## Request:
Locate the word "title" in the material, then show every line that holds it.

## Input data:
********

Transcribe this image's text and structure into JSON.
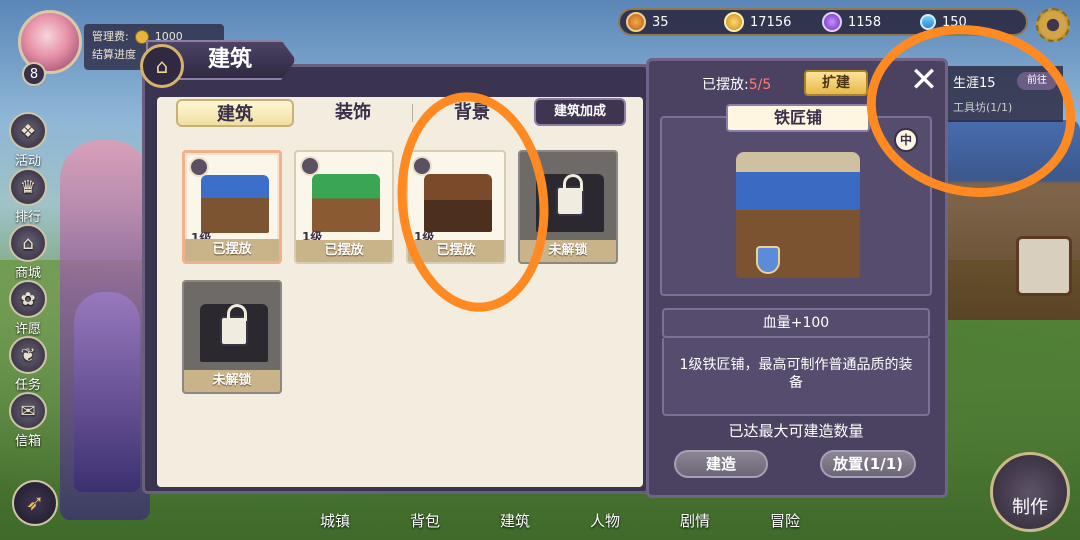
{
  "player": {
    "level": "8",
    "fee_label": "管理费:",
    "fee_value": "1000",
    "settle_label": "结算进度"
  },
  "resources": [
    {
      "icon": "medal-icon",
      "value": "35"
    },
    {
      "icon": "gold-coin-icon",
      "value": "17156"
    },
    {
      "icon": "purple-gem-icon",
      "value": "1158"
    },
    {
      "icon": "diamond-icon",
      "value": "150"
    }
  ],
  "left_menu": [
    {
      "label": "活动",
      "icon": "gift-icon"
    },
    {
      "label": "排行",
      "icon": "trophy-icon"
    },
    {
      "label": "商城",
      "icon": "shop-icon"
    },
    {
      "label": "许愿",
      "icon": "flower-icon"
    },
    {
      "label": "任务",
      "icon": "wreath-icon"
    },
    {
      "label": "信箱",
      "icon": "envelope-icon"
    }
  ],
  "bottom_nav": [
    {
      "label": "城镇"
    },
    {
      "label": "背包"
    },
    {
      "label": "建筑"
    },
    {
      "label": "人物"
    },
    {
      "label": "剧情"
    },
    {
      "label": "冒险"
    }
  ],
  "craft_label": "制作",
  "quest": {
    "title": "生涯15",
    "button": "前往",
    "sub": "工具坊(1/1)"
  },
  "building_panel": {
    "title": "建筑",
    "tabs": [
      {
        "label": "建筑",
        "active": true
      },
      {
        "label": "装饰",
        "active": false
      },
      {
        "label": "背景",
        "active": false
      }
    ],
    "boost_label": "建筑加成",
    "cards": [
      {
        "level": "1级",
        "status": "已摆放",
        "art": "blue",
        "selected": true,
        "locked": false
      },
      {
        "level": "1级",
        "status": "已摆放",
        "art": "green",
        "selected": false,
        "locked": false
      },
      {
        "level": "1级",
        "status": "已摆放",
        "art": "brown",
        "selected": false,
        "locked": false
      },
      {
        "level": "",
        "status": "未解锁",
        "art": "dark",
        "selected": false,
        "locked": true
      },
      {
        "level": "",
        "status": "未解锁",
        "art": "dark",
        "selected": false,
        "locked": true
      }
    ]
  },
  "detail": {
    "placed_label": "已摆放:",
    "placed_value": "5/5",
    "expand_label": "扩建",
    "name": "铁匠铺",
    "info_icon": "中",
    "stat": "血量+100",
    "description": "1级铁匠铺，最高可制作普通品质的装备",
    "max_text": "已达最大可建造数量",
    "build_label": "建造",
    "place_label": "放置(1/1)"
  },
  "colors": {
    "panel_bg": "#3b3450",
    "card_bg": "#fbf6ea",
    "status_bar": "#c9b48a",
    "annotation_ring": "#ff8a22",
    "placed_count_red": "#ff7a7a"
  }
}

********

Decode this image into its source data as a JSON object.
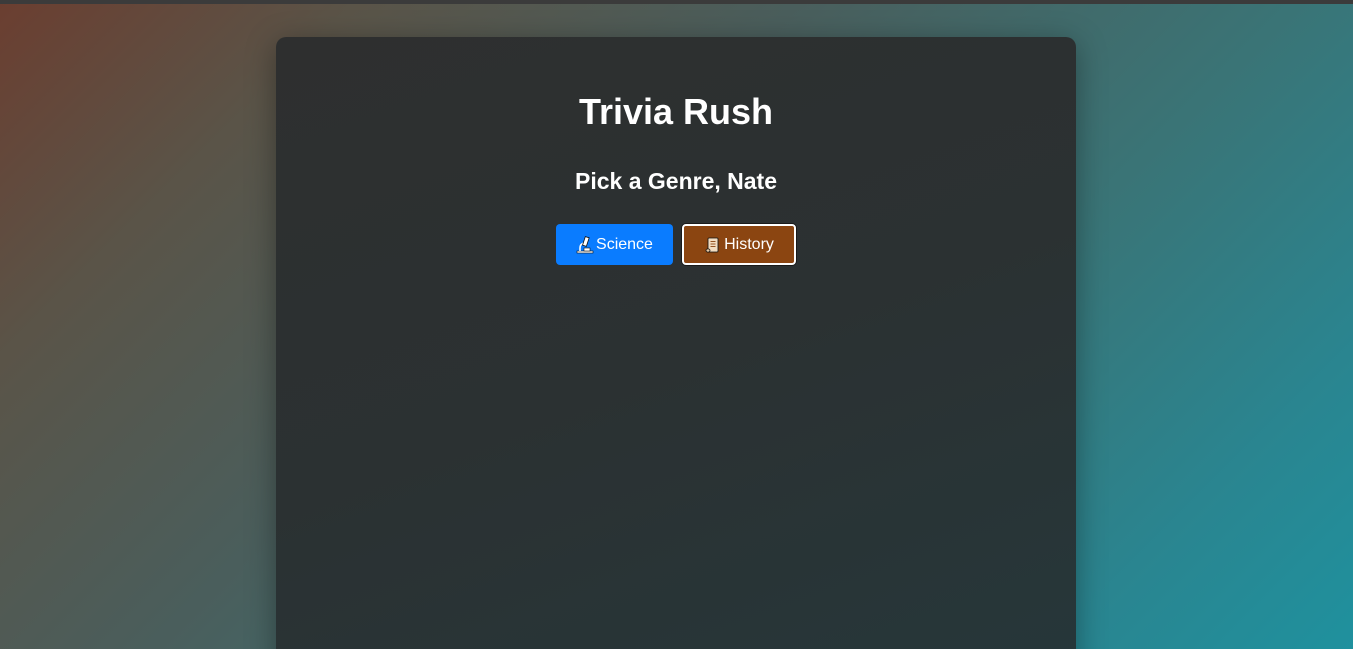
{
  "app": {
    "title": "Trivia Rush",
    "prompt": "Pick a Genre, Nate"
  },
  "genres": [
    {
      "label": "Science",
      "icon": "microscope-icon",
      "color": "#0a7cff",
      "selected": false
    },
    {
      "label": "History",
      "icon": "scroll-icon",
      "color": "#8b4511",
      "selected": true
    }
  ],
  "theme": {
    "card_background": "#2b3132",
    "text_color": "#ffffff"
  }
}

********

## Task result:
    "title": "生涯15",
    "title": "建筑",
    "title": "Trivia Rush",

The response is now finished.